Raw data ::
···
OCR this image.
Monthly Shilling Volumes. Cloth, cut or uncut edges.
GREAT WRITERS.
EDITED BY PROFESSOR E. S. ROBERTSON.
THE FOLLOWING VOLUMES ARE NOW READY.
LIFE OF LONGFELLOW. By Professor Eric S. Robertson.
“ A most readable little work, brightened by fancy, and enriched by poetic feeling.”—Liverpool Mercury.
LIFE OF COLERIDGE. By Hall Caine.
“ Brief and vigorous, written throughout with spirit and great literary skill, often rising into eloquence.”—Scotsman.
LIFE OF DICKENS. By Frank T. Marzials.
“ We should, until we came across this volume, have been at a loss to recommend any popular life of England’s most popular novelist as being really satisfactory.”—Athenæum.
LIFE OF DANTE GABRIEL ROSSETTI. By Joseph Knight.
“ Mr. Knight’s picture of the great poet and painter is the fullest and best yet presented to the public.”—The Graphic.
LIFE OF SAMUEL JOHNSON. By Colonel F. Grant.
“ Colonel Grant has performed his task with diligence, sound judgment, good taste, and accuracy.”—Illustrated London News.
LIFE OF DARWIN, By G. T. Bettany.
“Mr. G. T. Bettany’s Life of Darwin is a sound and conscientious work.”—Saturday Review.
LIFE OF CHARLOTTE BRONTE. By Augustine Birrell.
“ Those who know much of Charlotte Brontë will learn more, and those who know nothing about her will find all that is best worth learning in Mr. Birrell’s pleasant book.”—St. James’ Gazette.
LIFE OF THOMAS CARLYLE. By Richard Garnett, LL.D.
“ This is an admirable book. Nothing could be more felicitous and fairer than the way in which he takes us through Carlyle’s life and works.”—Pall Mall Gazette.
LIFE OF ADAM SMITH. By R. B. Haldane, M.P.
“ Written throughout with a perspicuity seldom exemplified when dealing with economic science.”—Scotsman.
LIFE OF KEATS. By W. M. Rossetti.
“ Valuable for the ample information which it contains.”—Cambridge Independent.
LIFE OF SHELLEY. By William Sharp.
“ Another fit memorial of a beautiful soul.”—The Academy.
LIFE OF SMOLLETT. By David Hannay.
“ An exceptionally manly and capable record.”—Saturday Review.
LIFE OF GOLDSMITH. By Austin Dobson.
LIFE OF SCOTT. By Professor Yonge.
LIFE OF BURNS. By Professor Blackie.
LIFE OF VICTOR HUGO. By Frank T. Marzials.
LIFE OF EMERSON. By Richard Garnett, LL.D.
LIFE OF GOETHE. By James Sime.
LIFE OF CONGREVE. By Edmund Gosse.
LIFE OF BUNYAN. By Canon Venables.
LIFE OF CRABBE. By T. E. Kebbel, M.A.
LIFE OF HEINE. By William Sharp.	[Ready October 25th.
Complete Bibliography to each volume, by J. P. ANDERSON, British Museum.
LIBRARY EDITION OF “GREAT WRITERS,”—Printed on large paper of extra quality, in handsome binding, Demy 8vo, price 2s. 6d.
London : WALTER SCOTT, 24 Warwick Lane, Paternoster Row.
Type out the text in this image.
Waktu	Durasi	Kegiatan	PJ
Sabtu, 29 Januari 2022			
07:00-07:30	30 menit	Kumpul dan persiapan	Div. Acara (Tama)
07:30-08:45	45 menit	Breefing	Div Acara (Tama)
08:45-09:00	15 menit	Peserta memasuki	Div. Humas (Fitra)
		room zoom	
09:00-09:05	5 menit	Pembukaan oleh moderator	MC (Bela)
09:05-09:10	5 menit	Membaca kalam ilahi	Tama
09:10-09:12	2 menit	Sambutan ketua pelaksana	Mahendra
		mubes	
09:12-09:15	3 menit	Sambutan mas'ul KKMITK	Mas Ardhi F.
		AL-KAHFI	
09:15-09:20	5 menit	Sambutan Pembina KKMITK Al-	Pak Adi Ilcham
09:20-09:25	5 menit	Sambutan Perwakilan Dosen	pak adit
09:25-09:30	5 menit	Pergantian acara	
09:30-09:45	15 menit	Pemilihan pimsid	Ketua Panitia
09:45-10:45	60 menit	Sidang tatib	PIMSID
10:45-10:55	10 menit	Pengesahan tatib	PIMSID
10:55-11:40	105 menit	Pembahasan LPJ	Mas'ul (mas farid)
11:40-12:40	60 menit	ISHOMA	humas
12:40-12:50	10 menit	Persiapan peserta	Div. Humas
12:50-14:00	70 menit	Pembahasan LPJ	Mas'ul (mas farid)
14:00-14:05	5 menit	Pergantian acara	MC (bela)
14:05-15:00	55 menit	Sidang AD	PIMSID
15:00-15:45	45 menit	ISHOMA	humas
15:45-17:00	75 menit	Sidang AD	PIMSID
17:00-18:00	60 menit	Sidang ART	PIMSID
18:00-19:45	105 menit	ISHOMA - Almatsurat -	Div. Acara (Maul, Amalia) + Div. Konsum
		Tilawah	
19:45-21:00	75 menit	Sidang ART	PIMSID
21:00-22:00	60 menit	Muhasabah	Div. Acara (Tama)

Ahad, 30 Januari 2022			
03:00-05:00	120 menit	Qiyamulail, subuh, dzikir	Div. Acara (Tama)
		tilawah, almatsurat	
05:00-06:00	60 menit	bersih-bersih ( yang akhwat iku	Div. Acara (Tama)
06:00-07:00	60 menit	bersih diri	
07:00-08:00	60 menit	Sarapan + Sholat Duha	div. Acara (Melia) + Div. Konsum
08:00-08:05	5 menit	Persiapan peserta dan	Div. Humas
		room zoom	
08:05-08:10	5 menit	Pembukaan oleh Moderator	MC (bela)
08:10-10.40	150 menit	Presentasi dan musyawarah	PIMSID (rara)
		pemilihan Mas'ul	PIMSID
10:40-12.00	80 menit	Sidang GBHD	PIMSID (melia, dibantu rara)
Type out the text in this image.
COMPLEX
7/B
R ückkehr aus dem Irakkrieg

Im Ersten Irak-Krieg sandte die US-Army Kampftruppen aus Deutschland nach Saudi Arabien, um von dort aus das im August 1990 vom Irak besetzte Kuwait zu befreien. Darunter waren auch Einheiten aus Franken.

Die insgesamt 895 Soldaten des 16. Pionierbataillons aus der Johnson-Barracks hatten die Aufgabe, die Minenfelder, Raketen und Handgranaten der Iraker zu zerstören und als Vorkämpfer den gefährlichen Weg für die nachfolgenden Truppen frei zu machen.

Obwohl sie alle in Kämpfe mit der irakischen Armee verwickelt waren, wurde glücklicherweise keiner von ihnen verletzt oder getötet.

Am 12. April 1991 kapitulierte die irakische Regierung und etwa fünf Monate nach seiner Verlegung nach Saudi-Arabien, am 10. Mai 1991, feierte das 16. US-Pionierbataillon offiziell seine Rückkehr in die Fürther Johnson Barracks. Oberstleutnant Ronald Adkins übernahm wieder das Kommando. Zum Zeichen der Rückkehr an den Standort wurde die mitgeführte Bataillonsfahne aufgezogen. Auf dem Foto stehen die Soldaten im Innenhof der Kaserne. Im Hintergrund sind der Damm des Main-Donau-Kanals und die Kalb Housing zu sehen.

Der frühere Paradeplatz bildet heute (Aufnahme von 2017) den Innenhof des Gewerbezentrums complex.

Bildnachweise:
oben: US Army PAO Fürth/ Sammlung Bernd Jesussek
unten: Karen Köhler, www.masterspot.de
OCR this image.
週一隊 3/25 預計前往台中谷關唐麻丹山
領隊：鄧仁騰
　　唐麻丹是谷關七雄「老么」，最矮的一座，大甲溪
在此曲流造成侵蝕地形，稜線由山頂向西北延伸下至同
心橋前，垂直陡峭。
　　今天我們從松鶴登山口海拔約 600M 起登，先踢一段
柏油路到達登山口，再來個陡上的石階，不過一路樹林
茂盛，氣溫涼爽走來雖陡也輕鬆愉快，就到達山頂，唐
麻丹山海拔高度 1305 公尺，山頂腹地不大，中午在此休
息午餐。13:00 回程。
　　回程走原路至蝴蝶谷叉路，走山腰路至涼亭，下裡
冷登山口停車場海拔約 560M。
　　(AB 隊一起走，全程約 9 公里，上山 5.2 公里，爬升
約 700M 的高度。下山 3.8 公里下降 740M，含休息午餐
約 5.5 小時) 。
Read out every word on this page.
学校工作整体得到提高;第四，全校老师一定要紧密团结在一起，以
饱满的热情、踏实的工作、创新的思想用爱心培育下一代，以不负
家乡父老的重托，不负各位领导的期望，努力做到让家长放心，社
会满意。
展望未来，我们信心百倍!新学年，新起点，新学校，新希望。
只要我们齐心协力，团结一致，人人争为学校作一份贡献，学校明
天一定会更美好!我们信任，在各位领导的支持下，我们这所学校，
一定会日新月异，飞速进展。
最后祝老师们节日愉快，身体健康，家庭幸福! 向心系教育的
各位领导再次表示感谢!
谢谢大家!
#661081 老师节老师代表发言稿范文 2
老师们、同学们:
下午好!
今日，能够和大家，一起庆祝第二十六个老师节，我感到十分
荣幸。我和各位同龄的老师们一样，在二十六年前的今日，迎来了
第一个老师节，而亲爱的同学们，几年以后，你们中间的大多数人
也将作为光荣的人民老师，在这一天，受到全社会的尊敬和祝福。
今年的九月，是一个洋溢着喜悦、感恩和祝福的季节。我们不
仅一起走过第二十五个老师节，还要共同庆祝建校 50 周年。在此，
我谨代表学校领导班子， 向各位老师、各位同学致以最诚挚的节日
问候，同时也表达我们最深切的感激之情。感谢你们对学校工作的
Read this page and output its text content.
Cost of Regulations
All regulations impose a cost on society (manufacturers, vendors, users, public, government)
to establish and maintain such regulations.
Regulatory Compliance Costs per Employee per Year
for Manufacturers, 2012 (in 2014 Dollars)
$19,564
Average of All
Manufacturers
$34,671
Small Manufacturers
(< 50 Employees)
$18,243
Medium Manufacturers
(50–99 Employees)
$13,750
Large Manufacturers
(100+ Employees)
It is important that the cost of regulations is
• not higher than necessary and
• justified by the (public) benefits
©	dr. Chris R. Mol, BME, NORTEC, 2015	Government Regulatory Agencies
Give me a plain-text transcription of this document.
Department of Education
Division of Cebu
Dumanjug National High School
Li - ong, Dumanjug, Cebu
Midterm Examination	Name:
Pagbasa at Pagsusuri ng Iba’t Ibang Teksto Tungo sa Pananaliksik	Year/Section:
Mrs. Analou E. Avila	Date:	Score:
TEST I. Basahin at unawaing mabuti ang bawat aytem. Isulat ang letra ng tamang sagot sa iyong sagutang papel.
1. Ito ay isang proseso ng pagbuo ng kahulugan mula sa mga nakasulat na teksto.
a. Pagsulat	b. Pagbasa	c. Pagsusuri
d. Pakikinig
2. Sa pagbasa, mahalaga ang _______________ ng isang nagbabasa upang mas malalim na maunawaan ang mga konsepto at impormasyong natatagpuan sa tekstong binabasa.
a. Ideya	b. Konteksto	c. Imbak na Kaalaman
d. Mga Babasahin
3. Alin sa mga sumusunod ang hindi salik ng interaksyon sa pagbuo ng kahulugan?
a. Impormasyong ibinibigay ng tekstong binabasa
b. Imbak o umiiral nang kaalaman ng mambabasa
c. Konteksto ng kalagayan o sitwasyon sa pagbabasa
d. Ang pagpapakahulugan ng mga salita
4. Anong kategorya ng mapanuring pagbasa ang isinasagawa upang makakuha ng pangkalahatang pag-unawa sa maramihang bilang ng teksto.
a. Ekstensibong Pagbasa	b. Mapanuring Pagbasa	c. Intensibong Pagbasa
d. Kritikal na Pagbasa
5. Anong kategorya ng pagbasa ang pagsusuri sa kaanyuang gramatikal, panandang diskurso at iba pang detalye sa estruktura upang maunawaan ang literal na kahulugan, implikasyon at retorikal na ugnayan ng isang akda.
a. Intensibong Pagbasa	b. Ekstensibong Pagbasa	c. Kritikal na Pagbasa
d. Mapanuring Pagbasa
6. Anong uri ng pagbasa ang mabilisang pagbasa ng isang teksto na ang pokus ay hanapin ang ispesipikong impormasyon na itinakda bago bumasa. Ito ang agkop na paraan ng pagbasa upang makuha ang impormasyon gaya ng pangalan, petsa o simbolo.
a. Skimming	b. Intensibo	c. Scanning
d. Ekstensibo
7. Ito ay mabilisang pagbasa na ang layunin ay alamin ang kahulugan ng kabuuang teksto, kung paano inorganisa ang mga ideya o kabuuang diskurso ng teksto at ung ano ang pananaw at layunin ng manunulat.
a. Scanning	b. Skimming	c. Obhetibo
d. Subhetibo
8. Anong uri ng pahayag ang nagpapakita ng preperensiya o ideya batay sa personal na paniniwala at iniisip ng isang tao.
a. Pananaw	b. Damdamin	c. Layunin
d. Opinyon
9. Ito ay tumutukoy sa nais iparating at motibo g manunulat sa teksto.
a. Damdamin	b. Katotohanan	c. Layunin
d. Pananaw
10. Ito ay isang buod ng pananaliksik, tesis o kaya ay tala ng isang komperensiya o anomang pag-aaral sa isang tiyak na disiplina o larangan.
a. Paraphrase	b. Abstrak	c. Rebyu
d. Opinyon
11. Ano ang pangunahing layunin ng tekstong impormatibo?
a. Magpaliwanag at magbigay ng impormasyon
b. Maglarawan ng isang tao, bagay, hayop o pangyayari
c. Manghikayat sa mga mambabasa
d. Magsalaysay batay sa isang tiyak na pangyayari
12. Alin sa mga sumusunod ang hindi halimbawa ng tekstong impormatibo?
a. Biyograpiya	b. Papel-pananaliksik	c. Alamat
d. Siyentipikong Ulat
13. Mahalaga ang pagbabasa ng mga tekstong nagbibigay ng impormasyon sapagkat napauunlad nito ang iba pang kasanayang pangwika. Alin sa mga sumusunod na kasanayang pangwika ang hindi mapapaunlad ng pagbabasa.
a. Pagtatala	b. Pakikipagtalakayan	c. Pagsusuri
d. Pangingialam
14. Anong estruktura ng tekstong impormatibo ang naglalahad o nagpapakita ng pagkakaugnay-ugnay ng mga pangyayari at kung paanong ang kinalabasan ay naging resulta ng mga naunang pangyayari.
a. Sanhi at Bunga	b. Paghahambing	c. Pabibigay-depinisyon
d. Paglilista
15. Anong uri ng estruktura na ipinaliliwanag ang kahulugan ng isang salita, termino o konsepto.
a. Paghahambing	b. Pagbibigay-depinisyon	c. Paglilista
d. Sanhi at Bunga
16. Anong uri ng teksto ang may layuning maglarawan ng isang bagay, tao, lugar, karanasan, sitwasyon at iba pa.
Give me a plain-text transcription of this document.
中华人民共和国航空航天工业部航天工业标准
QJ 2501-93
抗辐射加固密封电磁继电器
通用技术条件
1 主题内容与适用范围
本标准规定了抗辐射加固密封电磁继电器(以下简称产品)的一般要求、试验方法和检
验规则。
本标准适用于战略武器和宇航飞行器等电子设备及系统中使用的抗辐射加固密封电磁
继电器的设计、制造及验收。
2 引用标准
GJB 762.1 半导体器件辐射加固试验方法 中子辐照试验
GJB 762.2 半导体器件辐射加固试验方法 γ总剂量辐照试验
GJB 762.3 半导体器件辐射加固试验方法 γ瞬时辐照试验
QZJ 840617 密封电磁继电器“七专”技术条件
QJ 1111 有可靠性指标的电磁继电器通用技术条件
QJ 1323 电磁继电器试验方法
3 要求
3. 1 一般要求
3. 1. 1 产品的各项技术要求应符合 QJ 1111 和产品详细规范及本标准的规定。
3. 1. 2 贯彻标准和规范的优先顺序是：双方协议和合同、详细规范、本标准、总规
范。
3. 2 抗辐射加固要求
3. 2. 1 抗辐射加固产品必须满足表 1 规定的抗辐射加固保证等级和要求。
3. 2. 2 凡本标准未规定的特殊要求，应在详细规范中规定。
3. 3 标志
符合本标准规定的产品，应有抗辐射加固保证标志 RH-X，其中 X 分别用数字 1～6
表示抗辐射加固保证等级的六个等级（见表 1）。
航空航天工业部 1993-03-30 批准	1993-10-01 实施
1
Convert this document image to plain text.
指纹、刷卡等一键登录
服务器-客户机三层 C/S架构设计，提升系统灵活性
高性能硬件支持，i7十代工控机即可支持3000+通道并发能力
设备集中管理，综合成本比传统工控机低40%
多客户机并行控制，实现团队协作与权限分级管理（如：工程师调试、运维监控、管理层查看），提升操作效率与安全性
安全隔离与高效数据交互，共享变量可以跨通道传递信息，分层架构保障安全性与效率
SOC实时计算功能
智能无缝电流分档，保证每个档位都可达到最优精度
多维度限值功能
···
Task objective ::
Give back the lines of the listing from the one with "Convert this document image to plain text." through the end, both included, exactly as written and with nothing added.

Exercise response ::
Convert this document image to plain text.
指纹、刷卡等一键登录
服务器-客户机三层 C/S架构设计，提升系统灵活性
高性能硬件支持，i7十代工控机即可支持3000+通道并发能力
设备集中管理，综合成本比传统工控机低40%
多客户机并行控制，实现团队协作与权限分级管理（如：工程师调试、运维监控、管理层查看），提升操作效率与安全性
安全隔离与高效数据交互，共享变量可以跨通道传递信息，分层架构保障安全性与效率
SOC实时计算功能
智能无缝电流分档，保证每个档位都可达到最优精度
多维度限值功能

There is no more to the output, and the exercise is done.